▶ _Requirement_
Where a line of the material contains the string "Weekly", copy that line.

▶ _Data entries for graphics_
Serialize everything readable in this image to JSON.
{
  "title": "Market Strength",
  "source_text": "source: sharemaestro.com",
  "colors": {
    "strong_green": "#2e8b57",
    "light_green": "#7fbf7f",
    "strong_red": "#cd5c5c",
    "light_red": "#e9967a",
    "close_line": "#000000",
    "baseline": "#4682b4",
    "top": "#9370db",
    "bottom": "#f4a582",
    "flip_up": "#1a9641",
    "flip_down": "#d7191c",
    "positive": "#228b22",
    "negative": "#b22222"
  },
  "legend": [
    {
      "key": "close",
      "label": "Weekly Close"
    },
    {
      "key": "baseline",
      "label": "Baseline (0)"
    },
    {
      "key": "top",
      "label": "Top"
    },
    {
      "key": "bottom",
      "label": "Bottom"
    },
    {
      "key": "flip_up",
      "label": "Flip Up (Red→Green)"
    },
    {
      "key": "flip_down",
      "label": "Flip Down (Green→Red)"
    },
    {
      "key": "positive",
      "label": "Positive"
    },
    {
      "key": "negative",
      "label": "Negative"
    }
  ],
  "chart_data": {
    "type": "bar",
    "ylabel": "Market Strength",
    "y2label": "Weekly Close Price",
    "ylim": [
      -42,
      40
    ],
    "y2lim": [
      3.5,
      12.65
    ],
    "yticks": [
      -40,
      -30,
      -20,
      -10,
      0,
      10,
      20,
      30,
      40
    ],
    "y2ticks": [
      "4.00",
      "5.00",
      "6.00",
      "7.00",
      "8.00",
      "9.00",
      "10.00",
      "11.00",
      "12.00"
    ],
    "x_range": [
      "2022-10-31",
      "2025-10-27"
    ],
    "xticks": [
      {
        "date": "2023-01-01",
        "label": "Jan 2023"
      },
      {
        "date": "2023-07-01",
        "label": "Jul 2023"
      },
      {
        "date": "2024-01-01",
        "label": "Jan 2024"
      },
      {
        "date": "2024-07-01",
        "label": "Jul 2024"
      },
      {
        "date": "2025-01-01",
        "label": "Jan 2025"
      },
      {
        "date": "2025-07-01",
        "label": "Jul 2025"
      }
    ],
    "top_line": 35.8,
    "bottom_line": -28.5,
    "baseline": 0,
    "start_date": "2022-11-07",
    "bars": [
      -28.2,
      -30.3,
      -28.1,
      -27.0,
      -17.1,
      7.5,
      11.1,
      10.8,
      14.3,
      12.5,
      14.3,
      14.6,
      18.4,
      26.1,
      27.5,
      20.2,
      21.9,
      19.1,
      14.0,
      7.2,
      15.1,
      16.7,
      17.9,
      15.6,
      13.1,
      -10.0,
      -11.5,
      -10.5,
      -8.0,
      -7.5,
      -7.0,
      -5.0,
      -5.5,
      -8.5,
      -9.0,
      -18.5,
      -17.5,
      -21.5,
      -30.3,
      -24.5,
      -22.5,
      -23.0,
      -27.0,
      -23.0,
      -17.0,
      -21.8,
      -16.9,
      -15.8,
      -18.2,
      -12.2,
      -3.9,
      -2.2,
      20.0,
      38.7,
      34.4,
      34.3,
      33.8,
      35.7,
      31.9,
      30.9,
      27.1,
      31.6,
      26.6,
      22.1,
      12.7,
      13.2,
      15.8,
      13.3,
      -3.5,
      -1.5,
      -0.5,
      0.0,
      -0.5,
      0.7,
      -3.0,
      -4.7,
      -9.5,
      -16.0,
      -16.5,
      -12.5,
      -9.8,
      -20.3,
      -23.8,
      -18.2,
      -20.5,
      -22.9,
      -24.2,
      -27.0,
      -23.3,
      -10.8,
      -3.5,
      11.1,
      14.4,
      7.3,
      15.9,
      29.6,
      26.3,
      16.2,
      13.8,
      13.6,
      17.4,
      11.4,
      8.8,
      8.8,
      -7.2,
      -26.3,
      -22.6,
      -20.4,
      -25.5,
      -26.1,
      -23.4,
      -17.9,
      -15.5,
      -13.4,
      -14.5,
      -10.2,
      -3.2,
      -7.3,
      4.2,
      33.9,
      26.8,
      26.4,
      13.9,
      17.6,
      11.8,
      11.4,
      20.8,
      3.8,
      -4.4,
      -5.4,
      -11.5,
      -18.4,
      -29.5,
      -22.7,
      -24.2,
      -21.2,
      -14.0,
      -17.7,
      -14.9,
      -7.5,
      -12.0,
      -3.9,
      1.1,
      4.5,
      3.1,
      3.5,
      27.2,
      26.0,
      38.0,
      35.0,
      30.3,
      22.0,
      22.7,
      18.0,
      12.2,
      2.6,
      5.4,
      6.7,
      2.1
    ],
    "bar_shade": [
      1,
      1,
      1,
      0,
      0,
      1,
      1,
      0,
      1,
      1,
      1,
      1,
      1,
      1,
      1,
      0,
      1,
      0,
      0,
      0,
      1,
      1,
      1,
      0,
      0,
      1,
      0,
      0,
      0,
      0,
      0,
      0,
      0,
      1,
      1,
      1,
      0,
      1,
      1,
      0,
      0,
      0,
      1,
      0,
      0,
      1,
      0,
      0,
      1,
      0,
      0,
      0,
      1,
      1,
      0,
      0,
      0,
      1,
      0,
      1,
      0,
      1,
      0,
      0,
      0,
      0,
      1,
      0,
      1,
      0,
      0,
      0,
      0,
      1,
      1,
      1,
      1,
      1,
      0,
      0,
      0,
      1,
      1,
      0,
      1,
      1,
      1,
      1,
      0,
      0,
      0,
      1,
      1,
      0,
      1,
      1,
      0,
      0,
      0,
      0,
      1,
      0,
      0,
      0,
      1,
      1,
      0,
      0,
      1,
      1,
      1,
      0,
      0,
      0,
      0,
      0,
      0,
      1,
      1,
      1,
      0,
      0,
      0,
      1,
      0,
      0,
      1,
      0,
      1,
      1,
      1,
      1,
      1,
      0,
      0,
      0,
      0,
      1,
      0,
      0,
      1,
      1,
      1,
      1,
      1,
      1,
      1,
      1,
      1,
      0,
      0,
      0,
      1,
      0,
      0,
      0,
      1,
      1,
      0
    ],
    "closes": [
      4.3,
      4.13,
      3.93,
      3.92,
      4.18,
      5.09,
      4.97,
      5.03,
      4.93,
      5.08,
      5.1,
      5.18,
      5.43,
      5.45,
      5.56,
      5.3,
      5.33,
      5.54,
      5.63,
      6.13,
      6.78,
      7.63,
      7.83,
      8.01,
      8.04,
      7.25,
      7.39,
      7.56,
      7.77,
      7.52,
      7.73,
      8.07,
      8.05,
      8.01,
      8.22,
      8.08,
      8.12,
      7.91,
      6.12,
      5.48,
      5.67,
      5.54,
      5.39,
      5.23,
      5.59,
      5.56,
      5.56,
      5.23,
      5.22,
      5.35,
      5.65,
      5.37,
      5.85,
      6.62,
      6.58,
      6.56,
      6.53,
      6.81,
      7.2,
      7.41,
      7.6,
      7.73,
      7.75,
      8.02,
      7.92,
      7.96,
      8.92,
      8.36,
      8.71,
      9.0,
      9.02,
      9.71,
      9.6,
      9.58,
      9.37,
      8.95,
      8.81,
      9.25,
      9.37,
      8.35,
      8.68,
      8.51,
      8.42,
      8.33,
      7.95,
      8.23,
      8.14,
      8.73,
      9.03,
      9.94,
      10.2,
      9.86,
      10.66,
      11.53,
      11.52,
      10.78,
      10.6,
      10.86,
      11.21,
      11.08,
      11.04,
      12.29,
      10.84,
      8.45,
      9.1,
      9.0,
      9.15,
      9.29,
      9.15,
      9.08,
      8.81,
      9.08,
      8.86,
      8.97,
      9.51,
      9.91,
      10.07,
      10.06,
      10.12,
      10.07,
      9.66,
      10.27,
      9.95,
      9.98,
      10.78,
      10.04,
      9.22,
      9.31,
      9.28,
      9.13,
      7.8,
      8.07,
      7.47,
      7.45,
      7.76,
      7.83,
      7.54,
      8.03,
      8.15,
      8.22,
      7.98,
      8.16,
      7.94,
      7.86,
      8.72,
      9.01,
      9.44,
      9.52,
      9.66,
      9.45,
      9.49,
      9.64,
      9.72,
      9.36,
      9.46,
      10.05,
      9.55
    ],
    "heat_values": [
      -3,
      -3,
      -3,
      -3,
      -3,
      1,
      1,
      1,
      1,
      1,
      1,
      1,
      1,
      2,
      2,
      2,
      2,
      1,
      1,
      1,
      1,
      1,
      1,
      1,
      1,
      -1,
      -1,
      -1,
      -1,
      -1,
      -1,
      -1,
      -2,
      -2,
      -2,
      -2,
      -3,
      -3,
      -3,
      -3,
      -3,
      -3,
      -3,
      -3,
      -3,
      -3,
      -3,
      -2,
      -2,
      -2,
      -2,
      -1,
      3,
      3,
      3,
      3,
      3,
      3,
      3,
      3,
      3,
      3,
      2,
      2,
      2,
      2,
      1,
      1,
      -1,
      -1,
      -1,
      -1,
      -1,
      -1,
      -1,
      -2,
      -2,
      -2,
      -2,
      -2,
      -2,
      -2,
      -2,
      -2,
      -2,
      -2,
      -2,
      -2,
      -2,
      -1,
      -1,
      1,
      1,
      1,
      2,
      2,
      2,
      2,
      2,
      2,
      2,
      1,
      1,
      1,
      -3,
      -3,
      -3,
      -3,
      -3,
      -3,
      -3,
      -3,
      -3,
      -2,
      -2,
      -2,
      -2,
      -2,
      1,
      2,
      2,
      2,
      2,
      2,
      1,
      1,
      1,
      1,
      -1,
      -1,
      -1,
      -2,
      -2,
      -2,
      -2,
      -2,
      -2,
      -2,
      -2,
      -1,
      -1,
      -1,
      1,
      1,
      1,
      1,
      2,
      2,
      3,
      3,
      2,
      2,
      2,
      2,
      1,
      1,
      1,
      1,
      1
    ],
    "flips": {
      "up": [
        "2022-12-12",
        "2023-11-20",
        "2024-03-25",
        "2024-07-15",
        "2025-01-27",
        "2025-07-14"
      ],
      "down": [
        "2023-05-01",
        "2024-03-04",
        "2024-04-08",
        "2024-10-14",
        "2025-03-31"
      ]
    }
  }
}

▶ _Solution to this problem_
      "label": "Weekly Close"
    "y2label": "Weekly Close Price",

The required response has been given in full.